A faithful copy of the entries is required, with no images in it.

Supplied material section start

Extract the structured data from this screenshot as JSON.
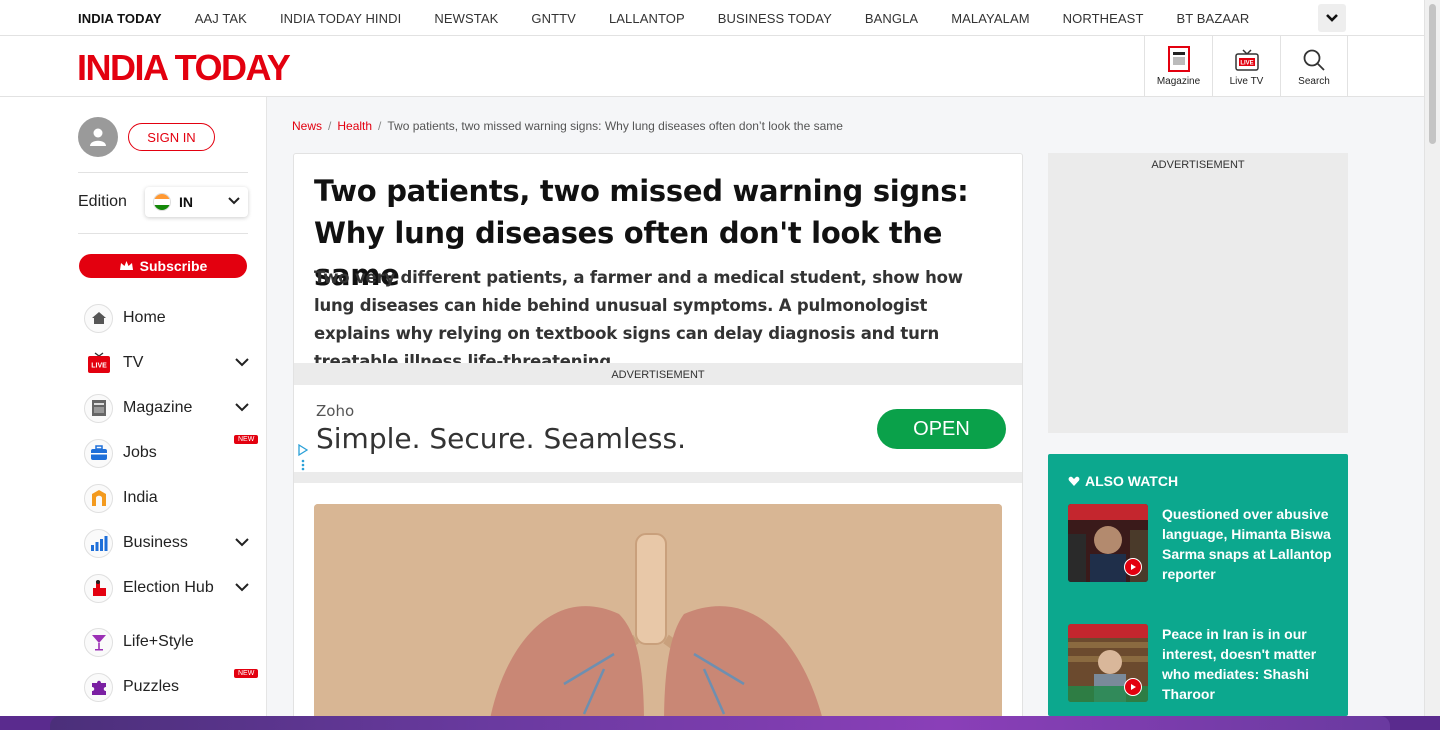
{
  "network_bar": {
    "items": [
      "INDIA TODAY",
      "AAJ TAK",
      "INDIA TODAY HINDI",
      "NEWSTAK",
      "GNTTV",
      "LALLANTOP",
      "BUSINESS TODAY",
      "BANGLA",
      "MALAYALAM",
      "NORTHEAST",
      "BT BAZAAR"
    ],
    "more_icon": "chevron-down-icon"
  },
  "header": {
    "logo": "INDIA TODAY",
    "buttons": [
      {
        "label": "Magazine",
        "icon": "magazine-icon"
      },
      {
        "label": "Live TV",
        "icon": "live-tv-icon"
      },
      {
        "label": "Search",
        "icon": "search-icon"
      }
    ]
  },
  "sidebar": {
    "sign_in": "SIGN IN",
    "edition_label": "Edition",
    "edition_value": "IN",
    "subscribe": "Subscribe",
    "items": [
      {
        "label": "Home",
        "icon": "home-icon",
        "has_chevron": false,
        "new": false
      },
      {
        "label": "TV",
        "icon": "live-icon",
        "has_chevron": true,
        "new": false
      },
      {
        "label": "Magazine",
        "icon": "magazine-icon",
        "has_chevron": true,
        "new": false
      },
      {
        "label": "Jobs",
        "icon": "briefcase-icon",
        "has_chevron": false,
        "new": true
      },
      {
        "label": "India",
        "icon": "india-gate-icon",
        "has_chevron": false,
        "new": false
      },
      {
        "label": "Business",
        "icon": "bar-chart-icon",
        "has_chevron": true,
        "new": false
      },
      {
        "label": "Election Hub",
        "icon": "ballot-icon",
        "has_chevron": true,
        "new": false
      },
      {
        "label": "Life+Style",
        "icon": "cocktail-icon",
        "has_chevron": false,
        "new": false
      },
      {
        "label": "Puzzles",
        "icon": "puzzle-icon",
        "has_chevron": false,
        "new": true
      }
    ],
    "new_badge": "NEW"
  },
  "breadcrumb": {
    "items": [
      "News",
      "Health"
    ],
    "current": "Two patients, two missed warning signs: Why lung diseases often don’t look the same"
  },
  "article": {
    "title": "Two patients, two missed warning signs: Why lung diseases often don't look the same",
    "summary": "Two very different patients, a farmer and a medical student, show how lung diseases can hide behind unusual symptoms. A pulmonologist explains why relying on textbook signs can delay diagnosis and turn treatable illness life-threatening."
  },
  "ad": {
    "label": "ADVERTISEMENT",
    "brand": "Zoho",
    "tagline": "Simple. Secure. Seamless.",
    "cta": "OPEN"
  },
  "right_ad": {
    "label": "ADVERTISEMENT"
  },
  "also_watch": {
    "heading": "ALSO WATCH",
    "items": [
      {
        "title": "Questioned over abusive language, Himanta Biswa Sarma snaps at Lallantop reporter"
      },
      {
        "title": "Peace in Iran is in our interest, doesn't matter who mediates: Shashi Tharoor"
      }
    ]
  },
  "colors": {
    "brand_red": "#e3000f",
    "watch_teal": "#0ca88e",
    "ad_green": "#0aa14a"
  }
}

Supplied material section end

_Solution to the problem_.
Extract the structured data from this screenshot as JSON.
{
  "network_bar": {
    "items": [
      "INDIA TODAY",
      "AAJ TAK",
      "INDIA TODAY HINDI",
      "NEWSTAK",
      "GNTTV",
      "LALLANTOP",
      "BUSINESS TODAY",
      "BANGLA",
      "MALAYALAM",
      "NORTHEAST",
      "BT BAZAAR"
    ],
    "more_icon": "chevron-down-icon"
  },
  "header": {
    "logo": "INDIA TODAY",
    "buttons": [
      {
        "label": "Magazine",
        "icon": "magazine-icon"
      },
      {
        "label": "Live TV",
        "icon": "live-tv-icon"
      },
      {
        "label": "Search",
        "icon": "search-icon"
      }
    ]
  },
  "sidebar": {
    "sign_in": "SIGN IN",
    "edition_label": "Edition",
    "edition_value": "IN",
    "subscribe": "Subscribe",
    "items": [
      {
        "label": "Home",
        "icon": "home-icon",
        "has_chevron": false,
        "new": false
      },
      {
        "label": "TV",
        "icon": "live-icon",
        "has_chevron": true,
        "new": false
      },
      {
        "label": "Magazine",
        "icon": "magazine-icon",
        "has_chevron": true,
        "new": false
      },
      {
        "label": "Jobs",
        "icon": "briefcase-icon",
        "has_chevron": false,
        "new": true
      },
      {
        "label": "India",
        "icon": "india-gate-icon",
        "has_chevron": false,
        "new": false
      },
      {
        "label": "Business",
        "icon": "bar-chart-icon",
        "has_chevron": true,
        "new": false
      },
      {
        "label": "Election Hub",
        "icon": "ballot-icon",
        "has_chevron": true,
        "new": false
      },
      {
        "label": "Life+Style",
        "icon": "cocktail-icon",
        "has_chevron": false,
        "new": false
      },
      {
        "label": "Puzzles",
        "icon": "puzzle-icon",
        "has_chevron": false,
        "new": true
      }
    ],
    "new_badge": "NEW"
  },
  "breadcrumb": {
    "items": [
      "News",
      "Health"
    ],
    "current": "Two patients, two missed warning signs: Why lung diseases often don’t look the same"
  },
  "article": {
    "title": "Two patients, two missed warning signs: Why lung diseases often don't look the same",
    "summary": "Two very different patients, a farmer and a medical student, show how lung diseases can hide behind unusual symptoms. A pulmonologist explains why relying on textbook signs can delay diagnosis and turn treatable illness life-threatening."
  },
  "ad": {
    "label": "ADVERTISEMENT",
    "brand": "Zoho",
    "tagline": "Simple. Secure. Seamless.",
    "cta": "OPEN"
  },
  "right_ad": {
    "label": "ADVERTISEMENT"
  },
  "also_watch": {
    "heading": "ALSO WATCH",
    "items": [
      {
        "title": "Questioned over abusive language, Himanta Biswa Sarma snaps at Lallantop reporter"
      },
      {
        "title": "Peace in Iran is in our interest, doesn't matter who mediates: Shashi Tharoor"
      }
    ]
  },
  "colors": {
    "brand_red": "#e3000f",
    "watch_teal": "#0ca88e",
    "ad_green": "#0aa14a"
  }
}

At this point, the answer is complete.